All of the records below must be output exactly, with no pictures carried over.

(Saved data entries)
((

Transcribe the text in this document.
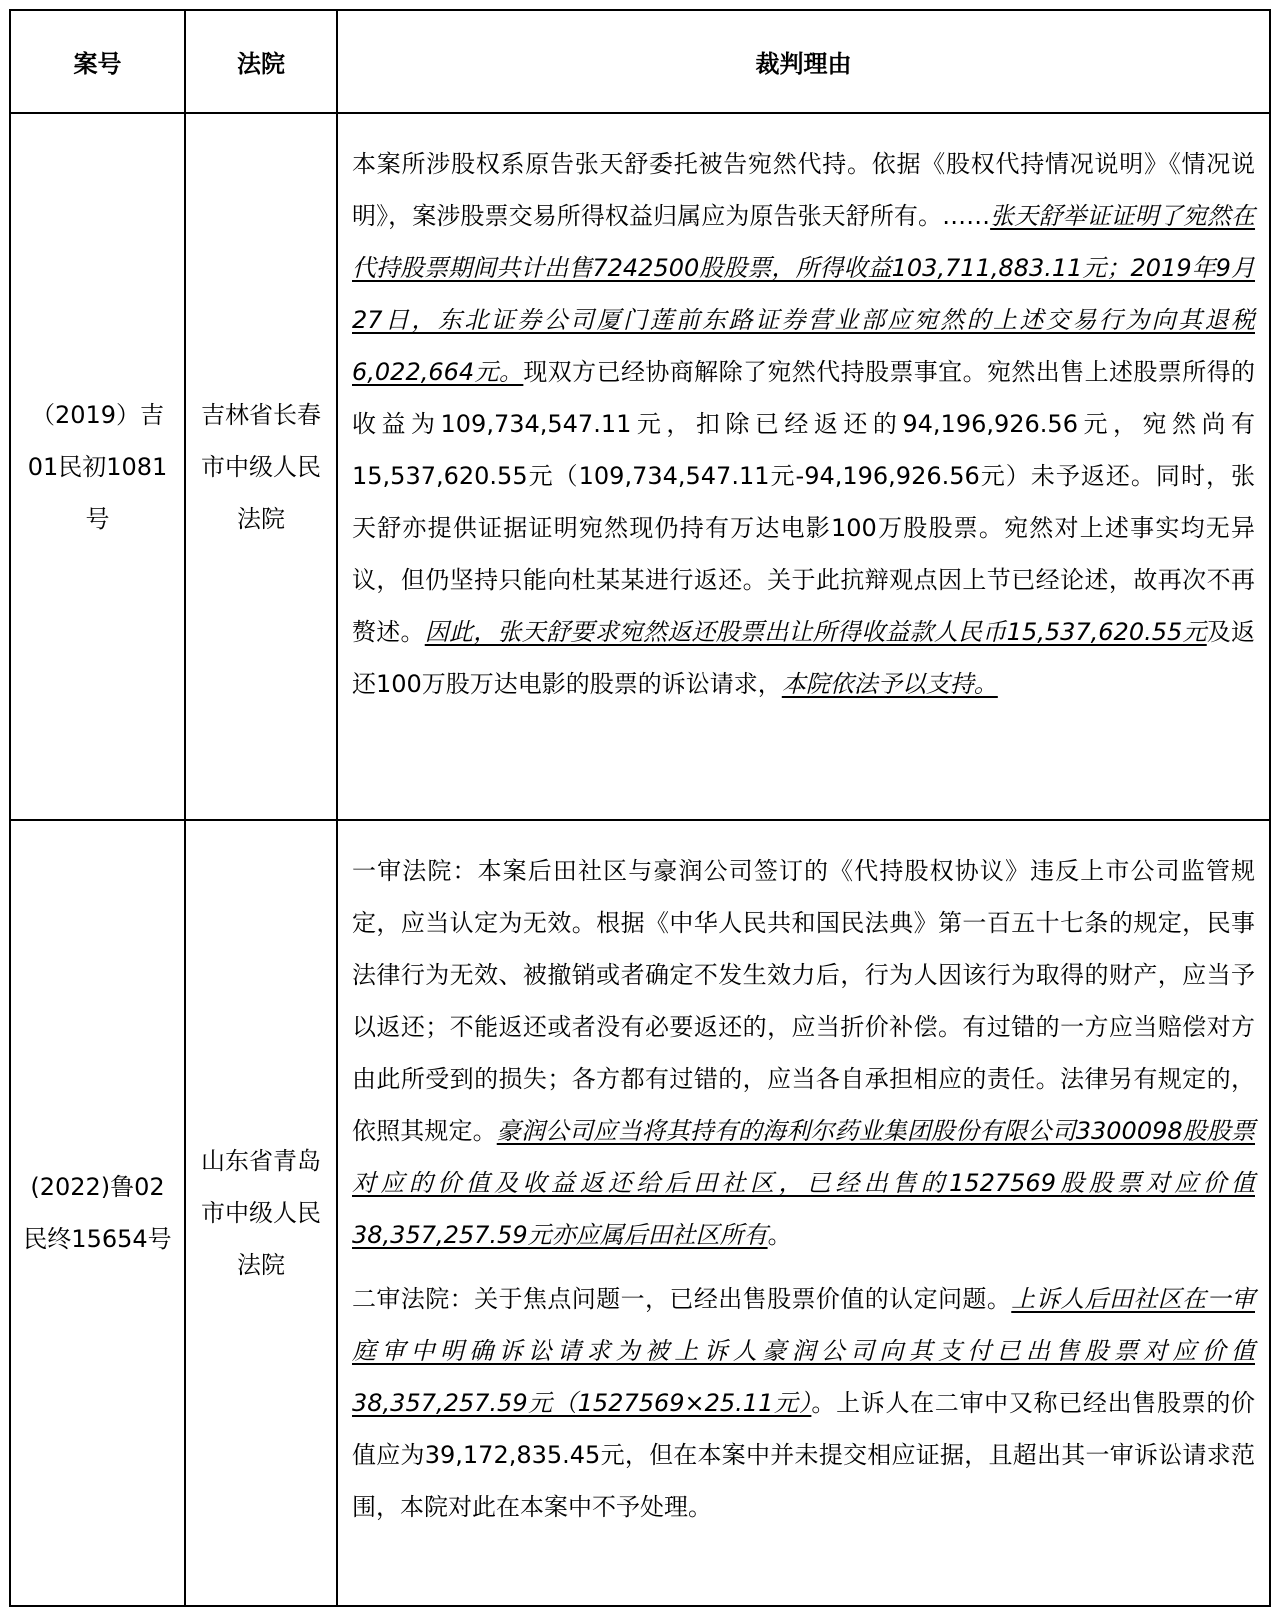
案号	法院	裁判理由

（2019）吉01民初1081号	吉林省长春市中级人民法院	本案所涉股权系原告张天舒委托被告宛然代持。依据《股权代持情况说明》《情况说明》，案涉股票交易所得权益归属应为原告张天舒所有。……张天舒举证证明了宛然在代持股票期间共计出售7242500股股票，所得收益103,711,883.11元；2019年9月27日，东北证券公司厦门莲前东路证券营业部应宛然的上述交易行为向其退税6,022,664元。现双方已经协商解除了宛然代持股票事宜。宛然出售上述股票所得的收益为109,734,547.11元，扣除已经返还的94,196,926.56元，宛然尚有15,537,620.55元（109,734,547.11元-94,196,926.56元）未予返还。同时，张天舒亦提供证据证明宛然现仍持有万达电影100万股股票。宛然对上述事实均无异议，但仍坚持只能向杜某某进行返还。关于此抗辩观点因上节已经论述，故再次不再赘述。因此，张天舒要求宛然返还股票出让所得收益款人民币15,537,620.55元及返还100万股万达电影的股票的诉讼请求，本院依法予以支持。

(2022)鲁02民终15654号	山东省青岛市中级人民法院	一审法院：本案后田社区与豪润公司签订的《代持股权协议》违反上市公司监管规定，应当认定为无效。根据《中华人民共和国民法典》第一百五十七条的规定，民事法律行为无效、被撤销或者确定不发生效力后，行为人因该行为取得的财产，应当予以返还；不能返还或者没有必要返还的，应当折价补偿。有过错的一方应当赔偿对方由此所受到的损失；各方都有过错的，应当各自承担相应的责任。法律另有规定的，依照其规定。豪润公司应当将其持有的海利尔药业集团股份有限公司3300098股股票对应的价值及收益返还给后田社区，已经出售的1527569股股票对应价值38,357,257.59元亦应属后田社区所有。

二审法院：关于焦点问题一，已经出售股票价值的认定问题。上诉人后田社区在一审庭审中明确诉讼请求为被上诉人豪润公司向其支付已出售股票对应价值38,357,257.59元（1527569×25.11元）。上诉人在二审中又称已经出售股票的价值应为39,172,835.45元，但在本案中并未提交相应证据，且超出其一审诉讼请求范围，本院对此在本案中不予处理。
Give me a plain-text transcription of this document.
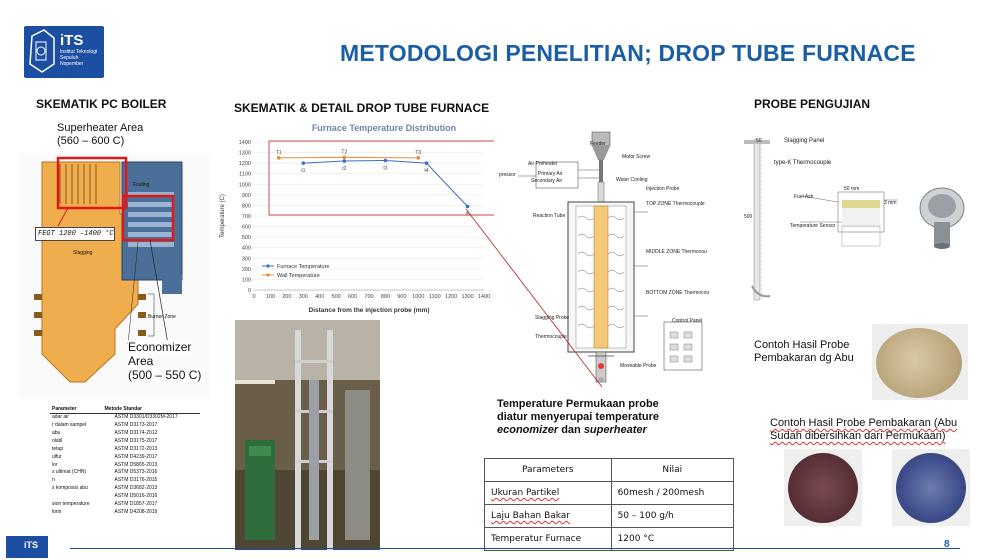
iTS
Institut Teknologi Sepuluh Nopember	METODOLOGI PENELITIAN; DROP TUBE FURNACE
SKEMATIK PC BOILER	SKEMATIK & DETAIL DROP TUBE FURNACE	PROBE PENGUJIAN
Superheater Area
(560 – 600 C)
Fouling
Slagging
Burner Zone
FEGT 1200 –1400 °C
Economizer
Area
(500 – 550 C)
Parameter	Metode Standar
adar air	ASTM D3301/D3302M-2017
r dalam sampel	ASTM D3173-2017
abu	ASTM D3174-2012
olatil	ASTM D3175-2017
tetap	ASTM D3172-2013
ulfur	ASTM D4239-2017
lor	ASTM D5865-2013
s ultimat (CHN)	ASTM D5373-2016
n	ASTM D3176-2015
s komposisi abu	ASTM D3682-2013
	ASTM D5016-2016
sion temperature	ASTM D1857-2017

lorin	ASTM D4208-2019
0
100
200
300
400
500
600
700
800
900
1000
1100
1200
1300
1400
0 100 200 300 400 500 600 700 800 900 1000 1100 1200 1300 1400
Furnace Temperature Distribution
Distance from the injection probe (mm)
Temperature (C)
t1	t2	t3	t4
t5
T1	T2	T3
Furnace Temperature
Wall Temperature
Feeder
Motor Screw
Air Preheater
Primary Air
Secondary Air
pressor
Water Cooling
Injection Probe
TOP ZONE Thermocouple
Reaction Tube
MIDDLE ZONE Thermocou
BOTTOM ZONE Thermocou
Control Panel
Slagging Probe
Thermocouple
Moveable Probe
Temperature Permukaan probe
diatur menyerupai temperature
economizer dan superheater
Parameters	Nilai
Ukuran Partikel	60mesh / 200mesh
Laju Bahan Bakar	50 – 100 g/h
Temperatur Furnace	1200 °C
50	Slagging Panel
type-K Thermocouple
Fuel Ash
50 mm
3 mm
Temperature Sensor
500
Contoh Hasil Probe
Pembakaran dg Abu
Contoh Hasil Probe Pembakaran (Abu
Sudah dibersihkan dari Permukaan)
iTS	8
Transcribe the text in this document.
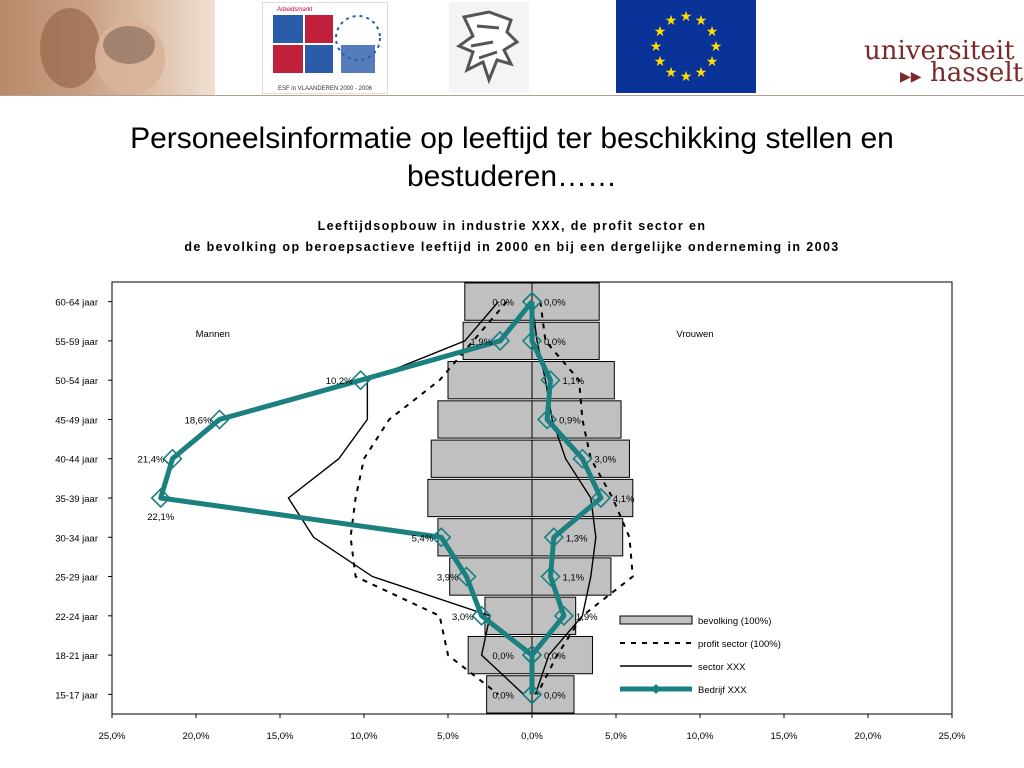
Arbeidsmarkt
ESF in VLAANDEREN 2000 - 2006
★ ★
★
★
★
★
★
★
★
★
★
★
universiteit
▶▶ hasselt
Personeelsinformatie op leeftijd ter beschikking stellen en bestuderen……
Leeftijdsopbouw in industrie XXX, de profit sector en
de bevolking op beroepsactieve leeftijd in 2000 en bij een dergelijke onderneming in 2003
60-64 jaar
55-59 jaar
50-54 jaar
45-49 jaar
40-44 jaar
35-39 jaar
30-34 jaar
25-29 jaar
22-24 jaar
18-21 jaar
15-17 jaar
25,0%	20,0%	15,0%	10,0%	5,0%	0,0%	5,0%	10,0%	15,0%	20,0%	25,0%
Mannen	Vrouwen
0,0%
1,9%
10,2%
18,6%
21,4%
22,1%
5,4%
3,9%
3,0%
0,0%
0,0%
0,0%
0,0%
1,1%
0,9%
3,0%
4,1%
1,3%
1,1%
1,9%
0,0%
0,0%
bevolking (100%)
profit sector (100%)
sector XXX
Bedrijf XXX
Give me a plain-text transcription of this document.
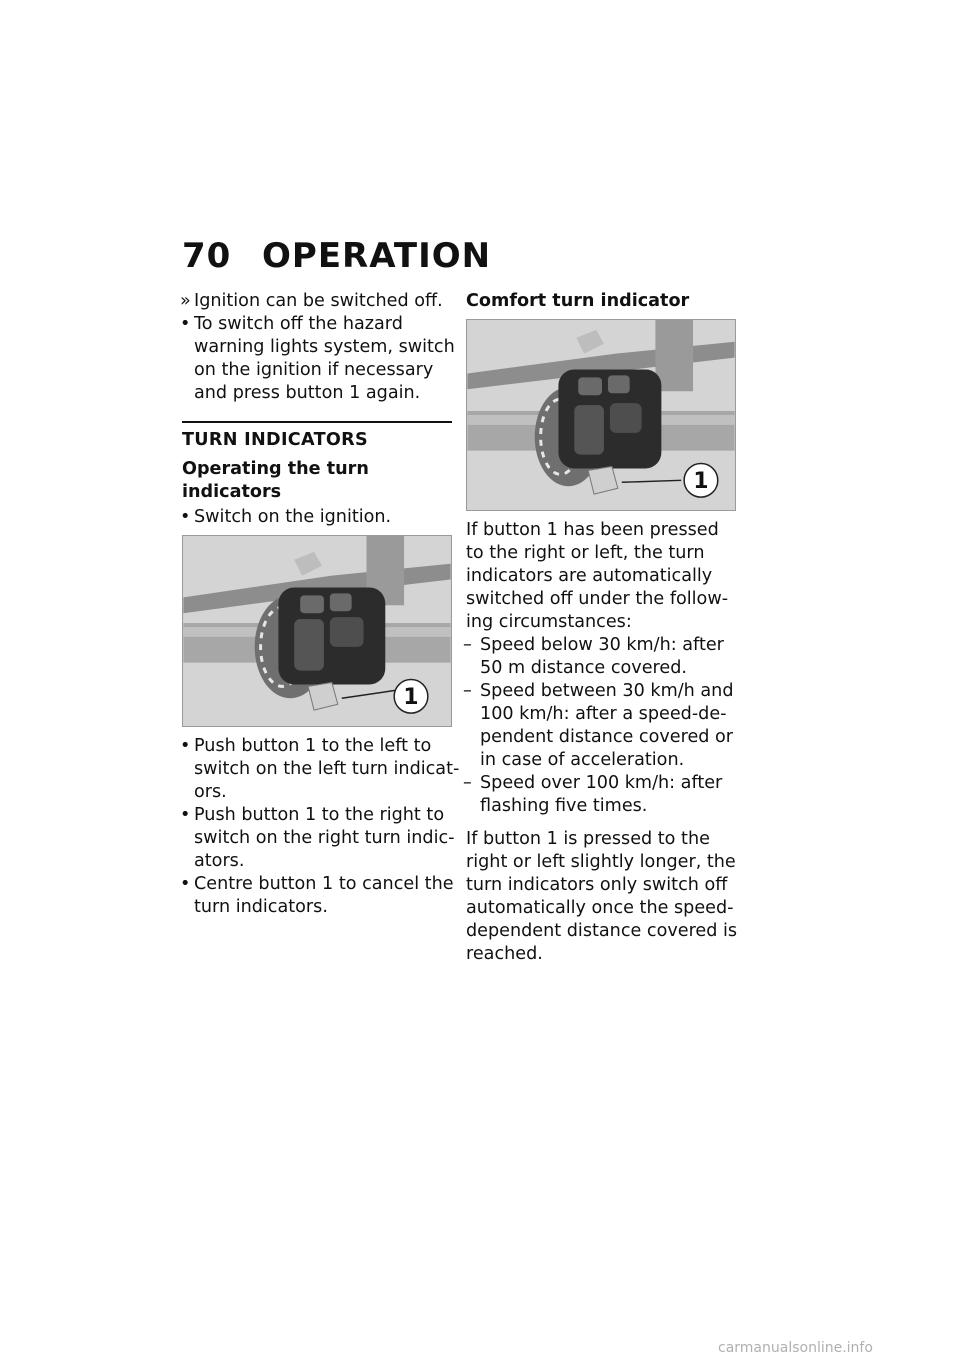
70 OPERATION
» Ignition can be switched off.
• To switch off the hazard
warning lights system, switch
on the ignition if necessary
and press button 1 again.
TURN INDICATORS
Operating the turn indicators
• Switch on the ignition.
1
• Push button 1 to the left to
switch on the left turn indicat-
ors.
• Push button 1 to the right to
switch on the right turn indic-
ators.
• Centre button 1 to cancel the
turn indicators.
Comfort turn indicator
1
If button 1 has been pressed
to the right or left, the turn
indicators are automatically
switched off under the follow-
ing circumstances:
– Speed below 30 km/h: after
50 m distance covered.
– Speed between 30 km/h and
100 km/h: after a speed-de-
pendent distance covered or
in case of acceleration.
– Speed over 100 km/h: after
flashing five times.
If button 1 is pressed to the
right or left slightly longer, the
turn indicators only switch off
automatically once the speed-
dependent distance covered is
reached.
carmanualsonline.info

))

* EXERCISE RESPONSE
Transcribe the text in this document.
案号	法院	裁判理由

（2019）吉01民初1081号	吉林省长春市中级人民法院	本案所涉股权系原告张天舒委托被告宛然代持。依据《股权代持情况说明》《情况说明》，案涉股票交易所得权益归属应为原告张天舒所有。……张天舒举证证明了宛然在代持股票期间共计出售7242500股股票，所得收益103,711,883.11元；2019年9月27日，东北证券公司厦门莲前东路证券营业部应宛然的上述交易行为向其退税6,022,664元。现双方已经协商解除了宛然代持股票事宜。宛然出售上述股票所得的收益为109,734,547.11元，扣除已经返还的94,196,926.56元，宛然尚有15,537,620.55元（109,734,547.11元-94,196,926.56元）未予返还。同时，张天舒亦提供证据证明宛然现仍持有万达电影100万股股票。宛然对上述事实均无异议，但仍坚持只能向杜某某进行返还。关于此抗辩观点因上节已经论述，故再次不再赘述。因此，张天舒要求宛然返还股票出让所得收益款人民币15,537,620.55元及返还100万股万达电影的股票的诉讼请求，本院依法予以支持。

(2022)鲁02民终15654号	山东省青岛市中级人民法院	一审法院：本案后田社区与豪润公司签订的《代持股权协议》违反上市公司监管规定，应当认定为无效。根据《中华人民共和国民法典》第一百五十七条的规定，民事法律行为无效、被撤销或者确定不发生效力后，行为人因该行为取得的财产，应当予以返还；不能返还或者没有必要返还的，应当折价补偿。有过错的一方应当赔偿对方由此所受到的损失；各方都有过错的，应当各自承担相应的责任。法律另有规定的，依照其规定。豪润公司应当将其持有的海利尔药业集团股份有限公司3300098股股票对应的价值及收益返还给后田社区，已经出售的1527569股股票对应价值38,357,257.59元亦应属后田社区所有。

二审法院：关于焦点问题一，已经出售股票价值的认定问题。上诉人后田社区在一审庭审中明确诉讼请求为被上诉人豪润公司向其支付已出售股票对应价值38,357,257.59元（1527569×25.11元）。上诉人在二审中又称已经出售股票的价值应为39,172,835.45元，但在本案中并未提交相应证据，且超出其一审诉讼请求范围，本院对此在本案中不予处理。
Give me a plain-text transcription of this document.
iTS
Institut Teknologi Sepuluh Nopember	METODOLOGI PENELITIAN; DROP TUBE FURNACE
SKEMATIK PC BOILER	SKEMATIK & DETAIL DROP TUBE FURNACE	PROBE PENGUJIAN
Superheater Area
(560 – 600 C)
Fouling
Slagging
Burner Zone
FEGT 1200 –1400 °C
Economizer
Area
(500 – 550 C)
Parameter	Metode Standar
adar air	ASTM D3301/D3302M-2017
r dalam sampel	ASTM D3173-2017
abu	ASTM D3174-2012
olatil	ASTM D3175-2017
tetap	ASTM D3172-2013
ulfur	ASTM D4239-2017
lor	ASTM D5865-2013
s ultimat (CHN)	ASTM D5373-2016
n	ASTM D3176-2015
s komposisi abu	ASTM D3682-2013
	ASTM D5016-2016
sion temperature	ASTM D1857-2017

lorin	ASTM D4208-2019
0
100
200
300
400
500
600
700
800
900
1000
1100
1200
1300
1400
0 100 200 300 400 500 600 700 800 900 1000 1100 1200 1300 1400
Furnace Temperature Distribution
Distance from the injection probe (mm)
Temperature (C)
t1	t2	t3	t4
t5
T1	T2	T3
Furnace Temperature
Wall Temperature
Feeder
Motor Screw
Air Preheater
Primary Air
Secondary Air
pressor
Water Cooling
Injection Probe
TOP ZONE Thermocouple
Reaction Tube
MIDDLE ZONE Thermocou
BOTTOM ZONE Thermocou
Control Panel
Slagging Probe
Thermocouple
Moveable Probe
Temperature Permukaan probe
diatur menyerupai temperature
economizer dan superheater
Parameters	Nilai
Ukuran Partikel	60mesh / 200mesh
Laju Bahan Bakar	50 – 100 g/h
Temperatur Furnace	1200 °C
50	Slagging Panel
type-K Thermocouple
Fuel Ash
50 mm
3 mm
Temperature Sensor
500
Contoh Hasil Probe
Pembakaran dg Abu
Contoh Hasil Probe Pembakaran (Abu
Sudah dibersihkan dari Permukaan)
iTS	8
Transcribe the text in this document.
Arbeidsmarkt
ESF in VLAANDEREN 2000 - 2006
★ ★
★
★
★
★
★
★
★
★
★
★
universiteit
▶▶ hasselt
Personeelsinformatie op leeftijd ter beschikking stellen en bestuderen……
Leeftijdsopbouw in industrie XXX, de profit sector en
de bevolking op beroepsactieve leeftijd in 2000 en bij een dergelijke onderneming in 2003
60-64 jaar
55-59 jaar
50-54 jaar
45-49 jaar
40-44 jaar
35-39 jaar
30-34 jaar
25-29 jaar
22-24 jaar
18-21 jaar
15-17 jaar
25,0%	20,0%	15,0%	10,0%	5,0%	0,0%	5,0%	10,0%	15,0%	20,0%	25,0%
Mannen	Vrouwen
0,0%
1,9%
10,2%
18,6%
21,4%
22,1%
5,4%
3,9%
3,0%
0,0%
0,0%
0,0%
0,0%
1,1%
0,9%
3,0%
4,1%
1,3%
1,1%
1,9%
0,0%
0,0%
bevolking (100%)
profit sector (100%)
sector XXX
Bedrijf XXX
Give me a plain-text transcription of this document.
70 OPERATION
» Ignition can be switched off.
• To switch off the hazard
warning lights system, switch
on the ignition if necessary
and press button 1 again.
TURN INDICATORS
Operating the turn indicators
• Switch on the ignition.
1
• Push button 1 to the left to
switch on the left turn indicat-
ors.
• Push button 1 to the right to
switch on the right turn indic-
ators.
• Centre button 1 to cancel the
turn indicators.
Comfort turn indicator
1
If button 1 has been pressed
to the right or left, the turn
indicators are automatically
switched off under the follow-
ing circumstances:
– Speed below 30 km/h: after
50 m distance covered.
– Speed between 30 km/h and
100 km/h: after a speed-de-
pendent distance covered or
in case of acceleration.
– Speed over 100 km/h: after
flashing five times.
If button 1 is pressed to the
right or left slightly longer, the
turn indicators only switch off
automatically once the speed-
dependent distance covered is
reached.
carmanualsonline.info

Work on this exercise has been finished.